#### WRITTEN TASK
Reproduce every line in the listing that contains the word "бўлиб".

===== RECORDED INFORMATION

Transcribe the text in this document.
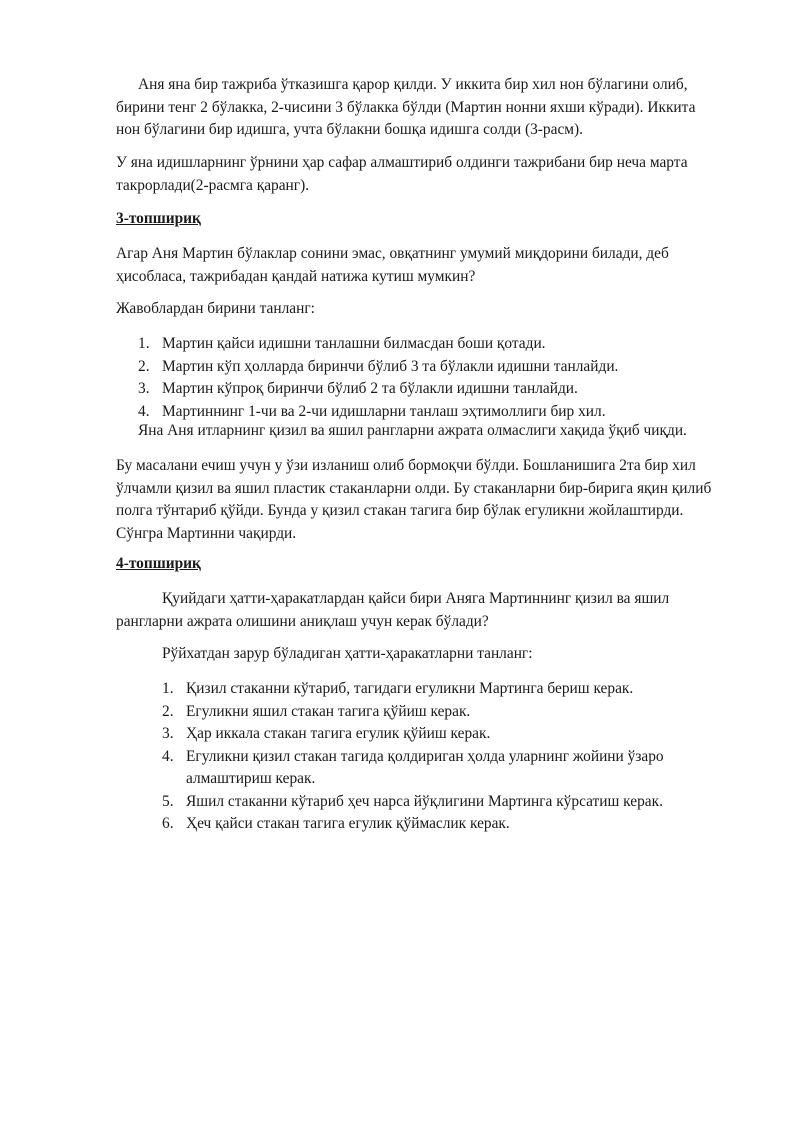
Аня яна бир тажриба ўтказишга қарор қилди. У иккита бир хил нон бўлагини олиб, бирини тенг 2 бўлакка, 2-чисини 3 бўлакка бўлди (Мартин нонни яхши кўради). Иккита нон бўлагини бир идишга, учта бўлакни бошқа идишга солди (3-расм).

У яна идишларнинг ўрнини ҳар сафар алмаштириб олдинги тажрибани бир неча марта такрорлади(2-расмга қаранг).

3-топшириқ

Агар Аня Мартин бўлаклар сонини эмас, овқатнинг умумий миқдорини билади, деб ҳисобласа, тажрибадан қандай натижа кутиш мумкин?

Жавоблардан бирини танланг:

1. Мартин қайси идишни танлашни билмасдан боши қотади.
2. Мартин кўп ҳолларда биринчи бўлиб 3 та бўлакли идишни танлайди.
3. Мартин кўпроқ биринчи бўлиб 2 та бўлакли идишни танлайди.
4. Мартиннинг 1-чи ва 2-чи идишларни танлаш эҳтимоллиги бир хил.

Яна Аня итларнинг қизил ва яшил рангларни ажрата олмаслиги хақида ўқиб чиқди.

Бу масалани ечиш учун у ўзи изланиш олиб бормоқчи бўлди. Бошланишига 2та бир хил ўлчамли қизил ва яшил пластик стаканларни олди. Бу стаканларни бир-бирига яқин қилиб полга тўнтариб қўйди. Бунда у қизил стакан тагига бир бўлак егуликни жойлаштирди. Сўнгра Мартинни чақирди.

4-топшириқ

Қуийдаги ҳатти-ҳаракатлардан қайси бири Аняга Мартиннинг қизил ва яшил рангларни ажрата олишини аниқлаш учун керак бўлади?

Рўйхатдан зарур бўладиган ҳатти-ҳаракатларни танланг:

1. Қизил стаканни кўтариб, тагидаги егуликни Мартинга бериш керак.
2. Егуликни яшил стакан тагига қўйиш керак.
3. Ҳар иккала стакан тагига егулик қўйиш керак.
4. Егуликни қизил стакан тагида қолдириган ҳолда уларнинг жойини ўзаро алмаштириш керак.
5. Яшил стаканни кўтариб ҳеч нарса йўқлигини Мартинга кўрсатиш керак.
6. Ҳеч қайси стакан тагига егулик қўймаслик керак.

==========
===== RECORDED INFORMATION

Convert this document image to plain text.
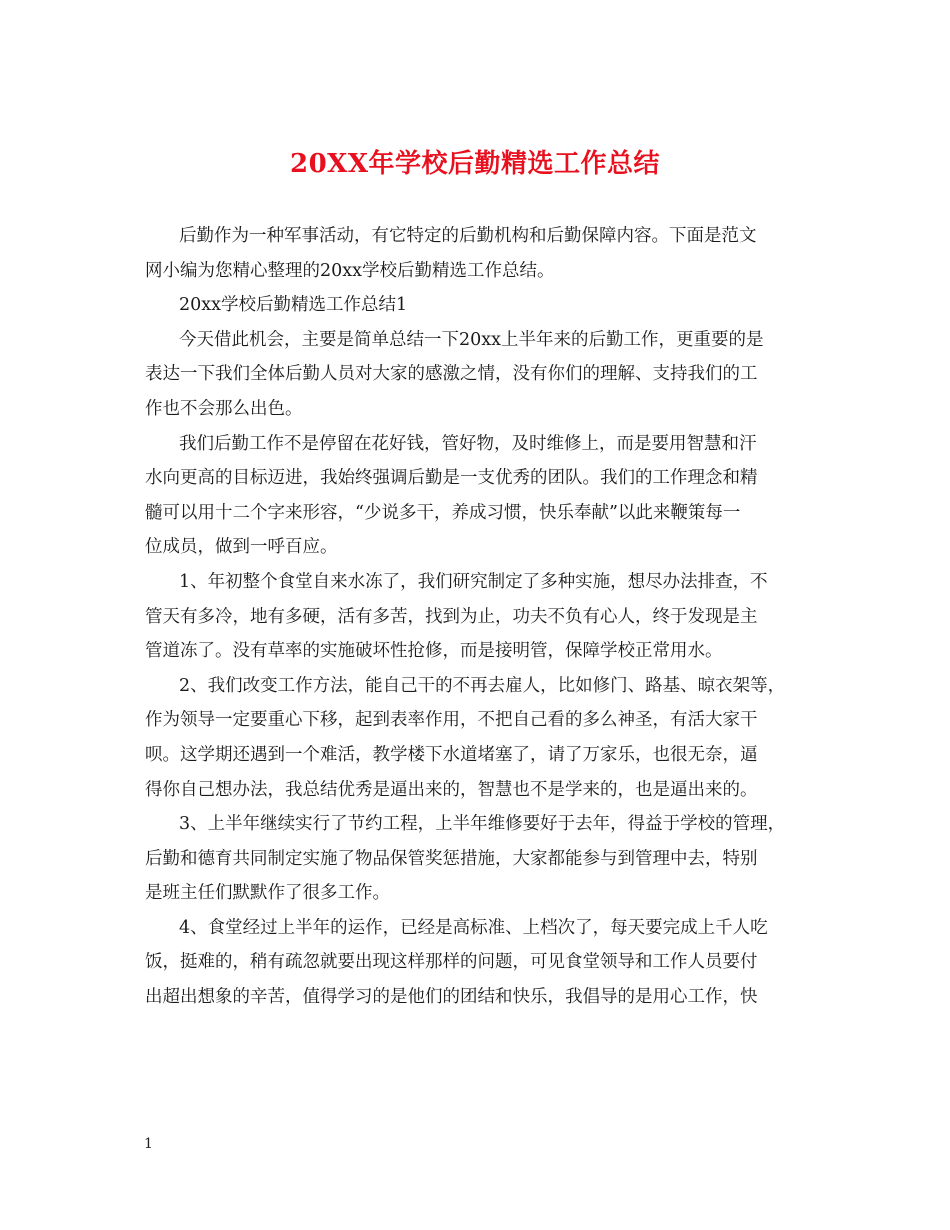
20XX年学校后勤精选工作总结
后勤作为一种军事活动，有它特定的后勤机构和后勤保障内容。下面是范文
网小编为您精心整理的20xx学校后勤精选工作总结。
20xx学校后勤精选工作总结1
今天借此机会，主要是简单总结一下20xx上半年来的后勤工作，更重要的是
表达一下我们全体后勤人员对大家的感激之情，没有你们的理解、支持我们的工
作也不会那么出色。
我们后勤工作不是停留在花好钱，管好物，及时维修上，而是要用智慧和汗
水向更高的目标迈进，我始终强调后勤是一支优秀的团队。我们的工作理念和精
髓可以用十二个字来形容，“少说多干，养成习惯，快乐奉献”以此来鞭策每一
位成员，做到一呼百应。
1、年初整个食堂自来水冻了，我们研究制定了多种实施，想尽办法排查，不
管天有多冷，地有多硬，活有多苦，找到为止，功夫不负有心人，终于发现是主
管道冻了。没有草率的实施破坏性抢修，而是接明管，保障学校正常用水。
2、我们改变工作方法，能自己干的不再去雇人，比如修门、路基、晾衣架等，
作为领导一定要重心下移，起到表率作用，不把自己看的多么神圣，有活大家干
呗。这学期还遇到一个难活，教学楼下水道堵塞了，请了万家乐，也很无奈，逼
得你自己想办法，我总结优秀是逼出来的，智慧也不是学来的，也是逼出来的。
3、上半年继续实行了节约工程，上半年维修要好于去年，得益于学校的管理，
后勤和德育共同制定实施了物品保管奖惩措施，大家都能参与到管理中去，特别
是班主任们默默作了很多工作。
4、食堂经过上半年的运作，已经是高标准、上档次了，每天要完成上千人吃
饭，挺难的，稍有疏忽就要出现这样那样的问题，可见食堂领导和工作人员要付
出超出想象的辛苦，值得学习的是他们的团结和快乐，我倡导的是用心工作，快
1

==========

#### FINAL ANSWER
2. Мартин кўп ҳолларда биринчи бўлиб 3 та бўлакли идишни танлайди.
3. Мартин кўпроқ биринчи бўлиб 2 та бўлакли идишни танлайди.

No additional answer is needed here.